→ **SHORT PROBLEM**:
Copy each line in the data that includes the word "screenshot".
((
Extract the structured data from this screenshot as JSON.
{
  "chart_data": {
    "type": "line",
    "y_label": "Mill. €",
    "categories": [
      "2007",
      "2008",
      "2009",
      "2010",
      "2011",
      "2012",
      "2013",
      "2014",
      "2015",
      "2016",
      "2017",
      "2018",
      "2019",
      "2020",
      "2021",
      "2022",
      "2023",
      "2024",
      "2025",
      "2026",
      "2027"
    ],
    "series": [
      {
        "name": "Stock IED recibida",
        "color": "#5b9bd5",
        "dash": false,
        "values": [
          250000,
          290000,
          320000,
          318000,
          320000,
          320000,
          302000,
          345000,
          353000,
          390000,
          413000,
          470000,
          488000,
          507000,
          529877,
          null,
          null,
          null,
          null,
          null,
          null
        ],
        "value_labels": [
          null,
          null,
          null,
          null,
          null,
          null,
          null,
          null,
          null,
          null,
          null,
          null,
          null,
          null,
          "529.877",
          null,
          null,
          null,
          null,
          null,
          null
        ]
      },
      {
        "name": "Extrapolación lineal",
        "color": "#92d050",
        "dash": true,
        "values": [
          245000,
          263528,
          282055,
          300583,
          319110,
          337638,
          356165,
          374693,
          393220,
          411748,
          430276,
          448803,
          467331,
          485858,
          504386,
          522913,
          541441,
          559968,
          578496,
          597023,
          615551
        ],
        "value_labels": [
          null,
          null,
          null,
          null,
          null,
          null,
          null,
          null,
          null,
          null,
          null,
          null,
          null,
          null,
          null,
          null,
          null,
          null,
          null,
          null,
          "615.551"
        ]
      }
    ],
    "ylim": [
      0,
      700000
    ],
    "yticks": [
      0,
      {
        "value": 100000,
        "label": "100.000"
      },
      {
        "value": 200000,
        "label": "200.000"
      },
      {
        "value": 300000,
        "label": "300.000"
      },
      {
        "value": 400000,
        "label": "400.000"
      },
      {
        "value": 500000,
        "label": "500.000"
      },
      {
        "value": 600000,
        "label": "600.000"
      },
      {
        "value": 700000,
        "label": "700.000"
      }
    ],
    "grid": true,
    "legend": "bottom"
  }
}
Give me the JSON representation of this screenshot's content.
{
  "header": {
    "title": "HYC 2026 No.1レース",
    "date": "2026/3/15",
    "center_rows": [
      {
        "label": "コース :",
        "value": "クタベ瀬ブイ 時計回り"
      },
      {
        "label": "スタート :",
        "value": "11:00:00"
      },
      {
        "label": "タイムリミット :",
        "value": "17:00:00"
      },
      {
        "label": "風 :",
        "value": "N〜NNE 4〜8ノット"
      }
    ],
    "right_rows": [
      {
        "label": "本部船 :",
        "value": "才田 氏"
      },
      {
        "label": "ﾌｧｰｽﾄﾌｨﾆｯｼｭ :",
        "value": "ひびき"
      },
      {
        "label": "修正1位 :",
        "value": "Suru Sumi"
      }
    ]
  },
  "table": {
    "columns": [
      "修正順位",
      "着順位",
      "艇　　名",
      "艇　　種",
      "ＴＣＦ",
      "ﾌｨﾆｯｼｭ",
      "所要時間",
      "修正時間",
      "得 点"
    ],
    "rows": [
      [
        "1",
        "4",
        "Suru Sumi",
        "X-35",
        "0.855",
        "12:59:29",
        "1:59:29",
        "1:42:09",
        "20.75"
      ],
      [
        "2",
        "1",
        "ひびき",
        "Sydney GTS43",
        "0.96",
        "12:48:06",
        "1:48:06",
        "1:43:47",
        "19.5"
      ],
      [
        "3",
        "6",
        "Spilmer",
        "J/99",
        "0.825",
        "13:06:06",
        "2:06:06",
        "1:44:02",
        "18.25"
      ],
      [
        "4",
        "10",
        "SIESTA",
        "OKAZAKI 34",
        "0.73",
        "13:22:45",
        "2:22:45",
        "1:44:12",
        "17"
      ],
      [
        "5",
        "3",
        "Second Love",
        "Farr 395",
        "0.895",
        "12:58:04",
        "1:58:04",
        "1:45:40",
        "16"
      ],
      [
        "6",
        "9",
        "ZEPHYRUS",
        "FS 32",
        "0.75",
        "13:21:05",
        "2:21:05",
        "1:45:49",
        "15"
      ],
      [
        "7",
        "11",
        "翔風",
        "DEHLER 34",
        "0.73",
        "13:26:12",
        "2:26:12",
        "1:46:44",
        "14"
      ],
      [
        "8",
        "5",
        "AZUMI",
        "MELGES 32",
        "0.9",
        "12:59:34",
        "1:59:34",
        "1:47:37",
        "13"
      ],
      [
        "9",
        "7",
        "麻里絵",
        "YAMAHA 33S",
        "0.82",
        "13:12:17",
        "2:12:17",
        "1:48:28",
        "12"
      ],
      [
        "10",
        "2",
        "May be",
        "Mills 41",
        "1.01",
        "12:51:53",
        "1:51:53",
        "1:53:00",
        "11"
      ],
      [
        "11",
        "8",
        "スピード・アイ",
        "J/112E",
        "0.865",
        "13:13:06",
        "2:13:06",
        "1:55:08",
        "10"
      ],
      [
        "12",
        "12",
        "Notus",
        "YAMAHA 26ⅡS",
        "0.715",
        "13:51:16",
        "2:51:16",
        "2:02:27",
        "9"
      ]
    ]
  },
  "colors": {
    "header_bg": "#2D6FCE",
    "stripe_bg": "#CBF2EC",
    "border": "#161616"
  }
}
))
→ **REPLY TO THE EXERCISE**:
Extract the structured data from this screenshot as JSON.
Give me the JSON representation of this screenshot's content.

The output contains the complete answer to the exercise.